**CHALLENGES**
1. Output the part of the trout trolling post starting with "the other guys" and going on through "small creeks before.", word for word.
2. In one to three sentences, explain why the writer of the trout trolling post decided to try trolling with a jig head and an electric chicken.

**EXCERPTED TEXT**
● ● ● ● ●
# Trolling for trout?



## Ga. Swamper (Dec 20, 2016)

Last Saturday we were fishing not doing much, saw 2 guys trolling right down beside the grass, picking up a couple each pass by us as we where in the mouth of creek. OK we can try this, got out a jig head and a electric chicken, clear glitter.
we ended up with 15, only 2 throw backs. this was at the last of high tide, as it filled the grass.
the other guys left, found out why, that was it, after it started out I thought it might pick up again, not there anyway.
the question, I don't really know how far back to let it out.
we caught some, but if you let it back father does it go deeper? look like they where going faster than us, tried to go as slow as the 15 would idle? I have seen some guys trolling on low tide in the middle of so small creeks before.
I don't mean like really small. what weight jig head works best for this type trolling, I assume trying to get it down close to the bottom.
like to try this again, thought we where lucky last time out, any advice would be appreciated. the guys I seen doing this years ago was old men in john boats, that's me now.


----------



## mr otter (Dec 21, 2016)
● ● ● ● ●
**DATASET SECTION**
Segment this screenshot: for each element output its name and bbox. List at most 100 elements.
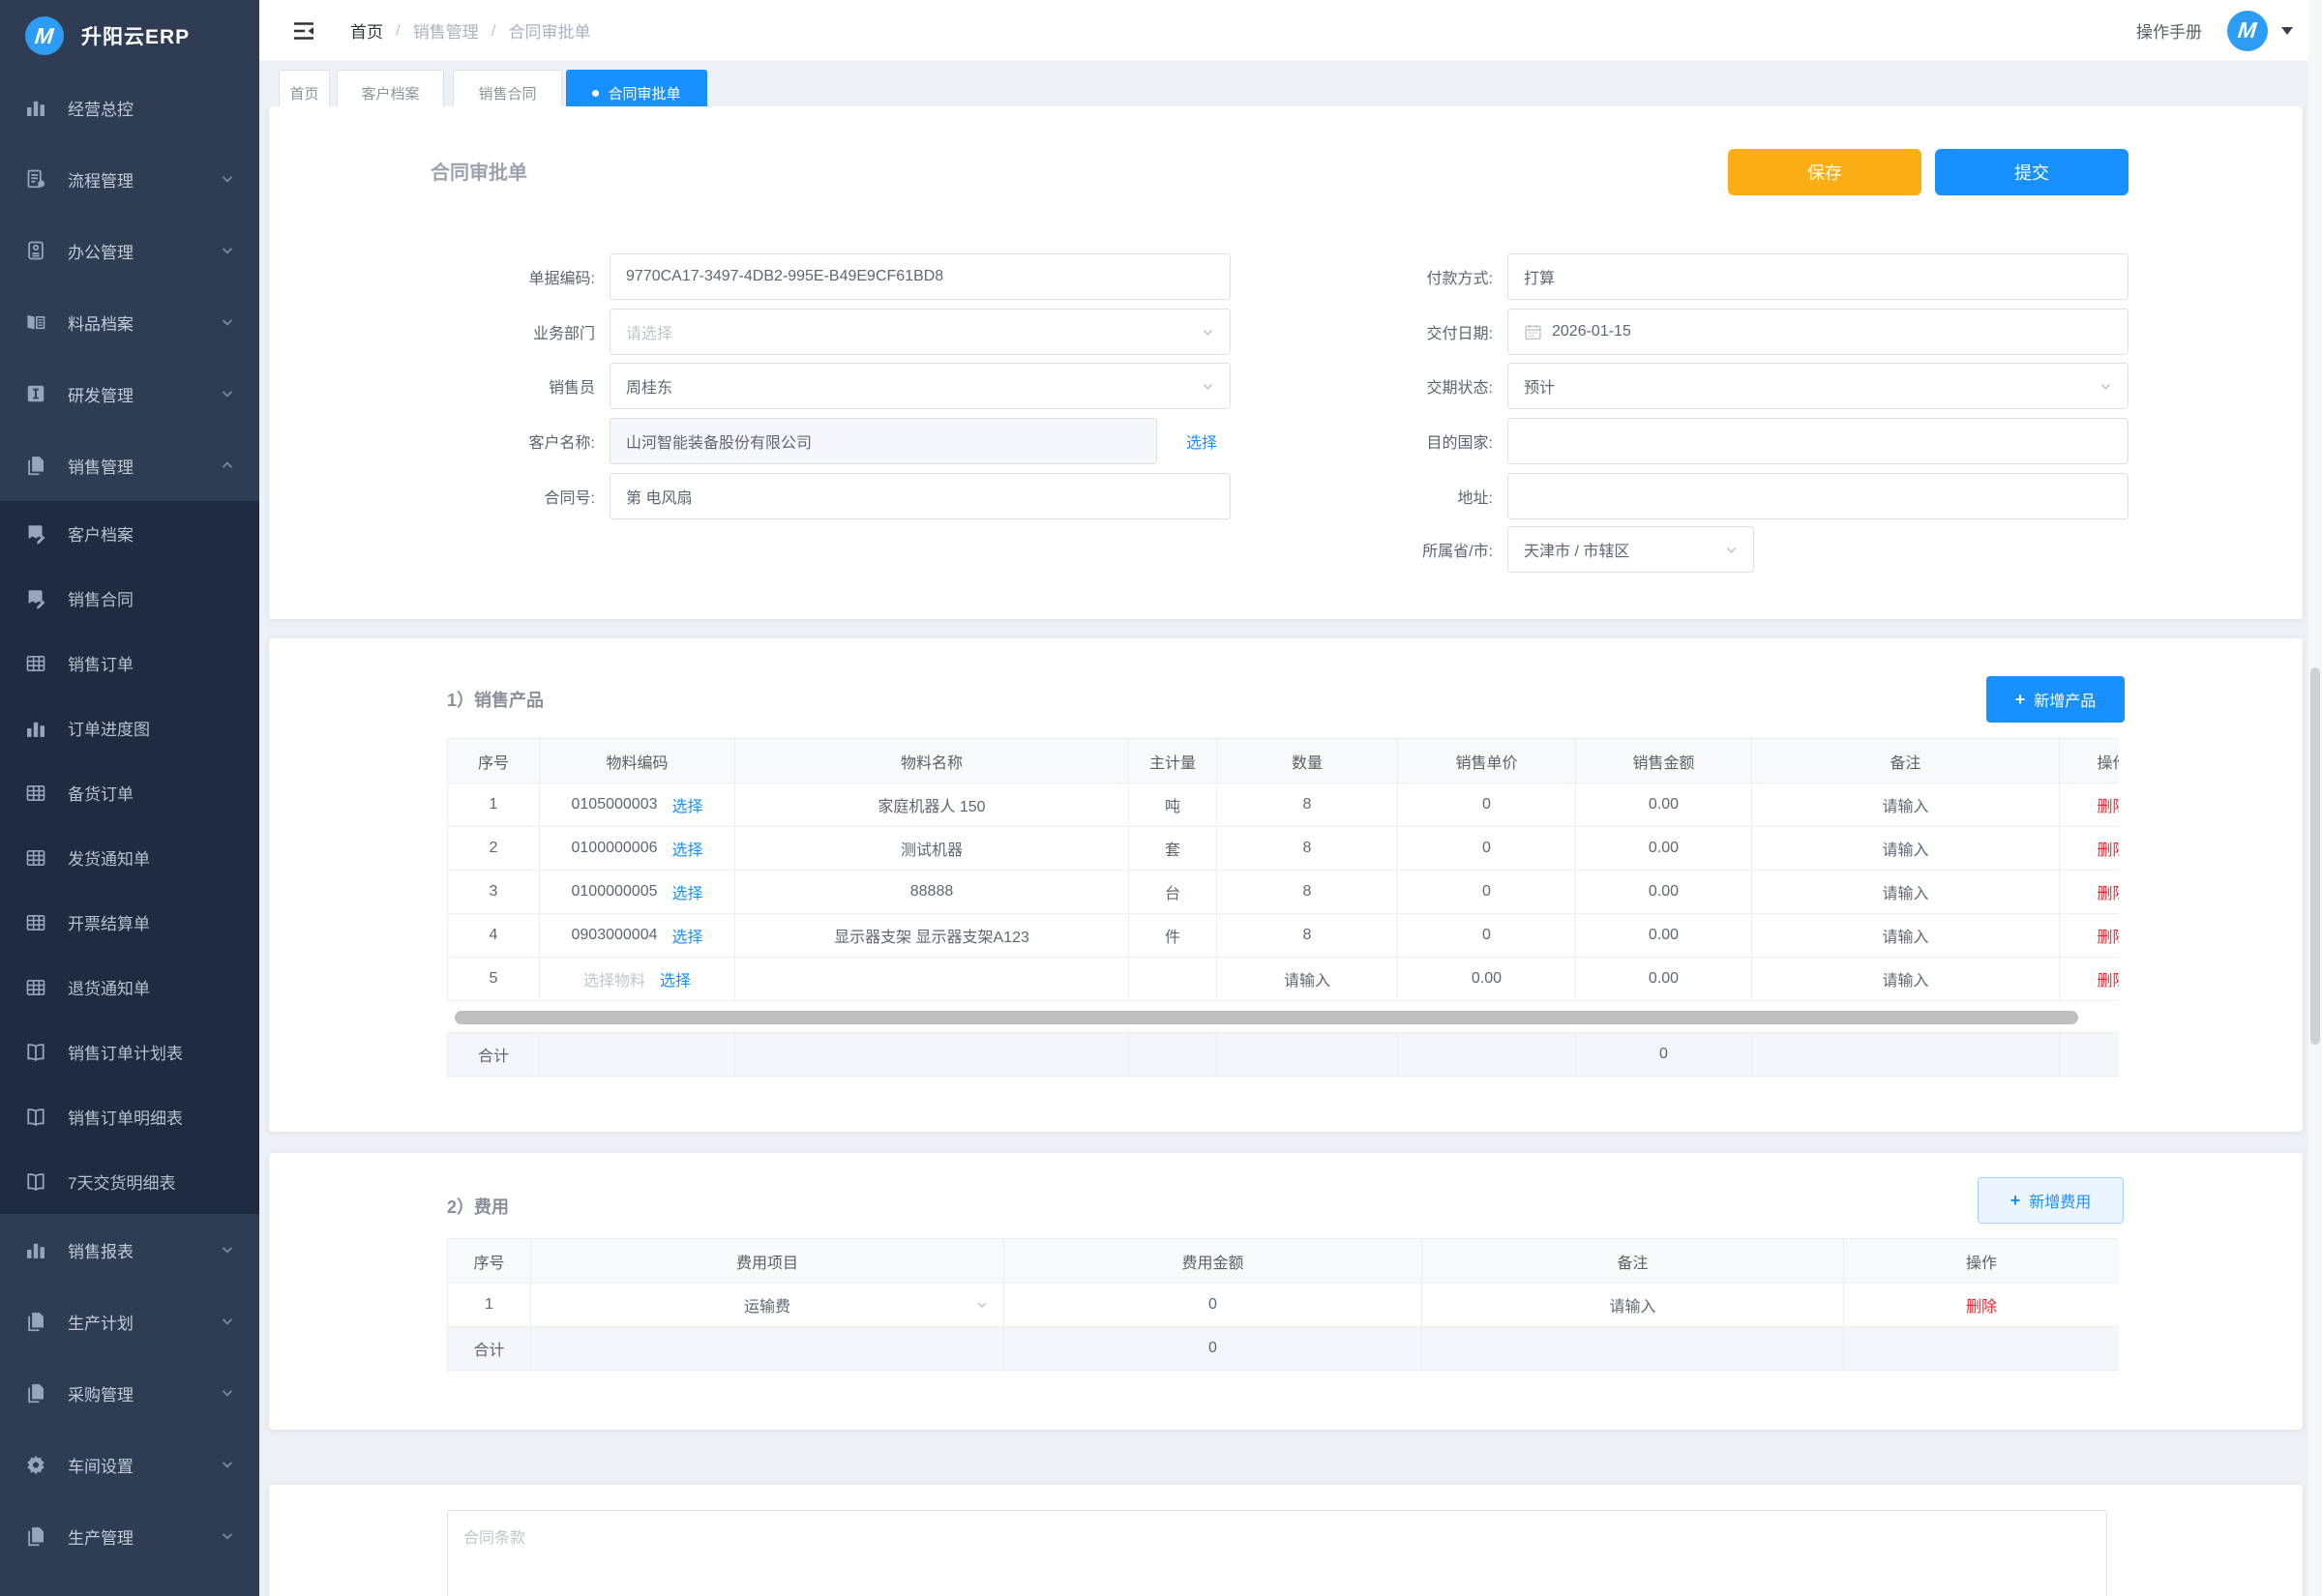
● ● ● ● ●
**RESULTS**
1.
the other guys left, found out why, that was it, after it started out I thought it might pick up again, not there anyway.
the question, I don't really know how far back to let it out.
we caught some, but if you let it back father does it go deeper? look like they where going faster than us, tried to go as slow as the 15 would idle? I have seen some guys trolling on low tide in the middle of so small creeks before.

2. The writer's group was fishing without much success. They then saw two guys trolling right beside the grass who picked up a couple of fish on each pass by them, so they decided to try it themselves.